Collected data entries
+ + + + + + +

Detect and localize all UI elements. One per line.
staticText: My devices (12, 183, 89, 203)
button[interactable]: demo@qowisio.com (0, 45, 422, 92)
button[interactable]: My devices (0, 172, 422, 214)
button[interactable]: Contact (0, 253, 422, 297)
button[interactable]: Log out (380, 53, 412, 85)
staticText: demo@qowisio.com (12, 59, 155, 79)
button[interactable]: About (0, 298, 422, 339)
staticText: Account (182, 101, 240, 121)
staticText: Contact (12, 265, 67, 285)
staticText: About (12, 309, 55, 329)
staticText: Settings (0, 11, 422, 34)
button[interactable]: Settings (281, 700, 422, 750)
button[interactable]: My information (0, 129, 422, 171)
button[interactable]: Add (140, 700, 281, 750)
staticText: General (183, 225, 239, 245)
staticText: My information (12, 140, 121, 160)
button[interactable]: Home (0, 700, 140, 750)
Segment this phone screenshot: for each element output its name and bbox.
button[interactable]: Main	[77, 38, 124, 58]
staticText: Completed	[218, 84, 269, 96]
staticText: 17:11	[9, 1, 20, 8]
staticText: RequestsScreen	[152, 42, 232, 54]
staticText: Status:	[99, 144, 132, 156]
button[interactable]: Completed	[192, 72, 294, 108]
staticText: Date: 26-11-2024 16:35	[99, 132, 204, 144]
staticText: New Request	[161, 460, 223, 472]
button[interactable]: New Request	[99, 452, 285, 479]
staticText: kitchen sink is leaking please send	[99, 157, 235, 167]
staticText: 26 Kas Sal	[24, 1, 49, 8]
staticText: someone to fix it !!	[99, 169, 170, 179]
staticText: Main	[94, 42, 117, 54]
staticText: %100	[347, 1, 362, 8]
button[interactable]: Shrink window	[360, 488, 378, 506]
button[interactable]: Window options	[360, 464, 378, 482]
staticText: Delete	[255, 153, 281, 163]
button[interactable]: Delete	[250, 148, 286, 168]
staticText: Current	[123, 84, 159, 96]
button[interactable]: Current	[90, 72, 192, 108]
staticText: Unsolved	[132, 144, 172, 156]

+ + + + + + +

Swap "phone screenshot" for "mobile screenshot" in the items above and write them all out again, changing nothing else.

## Answer for the task
Detect and localize all UI elements. One per line.
staticText: My devices (12, 183, 89, 203)
button[interactable]: demo@qowisio.com (0, 45, 422, 92)
button[interactable]: My devices (0, 172, 422, 214)
button[interactable]: Contact (0, 253, 422, 297)
button[interactable]: Log out (380, 53, 412, 85)
staticText: demo@qowisio.com (12, 59, 155, 79)
button[interactable]: About (0, 298, 422, 339)
staticText: Account (182, 101, 240, 121)
staticText: Contact (12, 265, 67, 285)
staticText: About (12, 309, 55, 329)
staticText: Settings (0, 11, 422, 34)
button[interactable]: Settings (281, 700, 422, 750)
button[interactable]: My information (0, 129, 422, 171)
button[interactable]: Add (140, 700, 281, 750)
staticText: General (183, 225, 239, 245)
staticText: My information (12, 140, 121, 160)
button[interactable]: Home (0, 700, 140, 750)
Segment this mobile screenshot: for each element output its name and bbox.
button[interactable]: Main	[77, 38, 124, 58]
staticText: Completed	[218, 84, 269, 96]
staticText: 17:11	[9, 1, 20, 8]
staticText: RequestsScreen	[152, 42, 232, 54]
staticText: Status:	[99, 144, 132, 156]
button[interactable]: Completed	[192, 72, 294, 108]
staticText: Date: 26-11-2024 16:35	[99, 132, 204, 144]
staticText: New Request	[161, 460, 223, 472]
button[interactable]: New Request	[99, 452, 285, 479]
staticText: kitchen sink is leaking please send	[99, 157, 235, 167]
staticText: 26 Kas Sal	[24, 1, 49, 8]
staticText: someone to fix it !!	[99, 169, 170, 179]
staticText: Main	[94, 42, 117, 54]
staticText: %100	[347, 1, 362, 8]
button[interactable]: Shrink window	[360, 488, 378, 506]
button[interactable]: Window options	[360, 464, 378, 482]
staticText: Delete	[255, 153, 281, 163]
button[interactable]: Delete	[250, 148, 286, 168]
staticText: Current	[123, 84, 159, 96]
button[interactable]: Current	[90, 72, 192, 108]
staticText: Unsolved	[132, 144, 172, 156]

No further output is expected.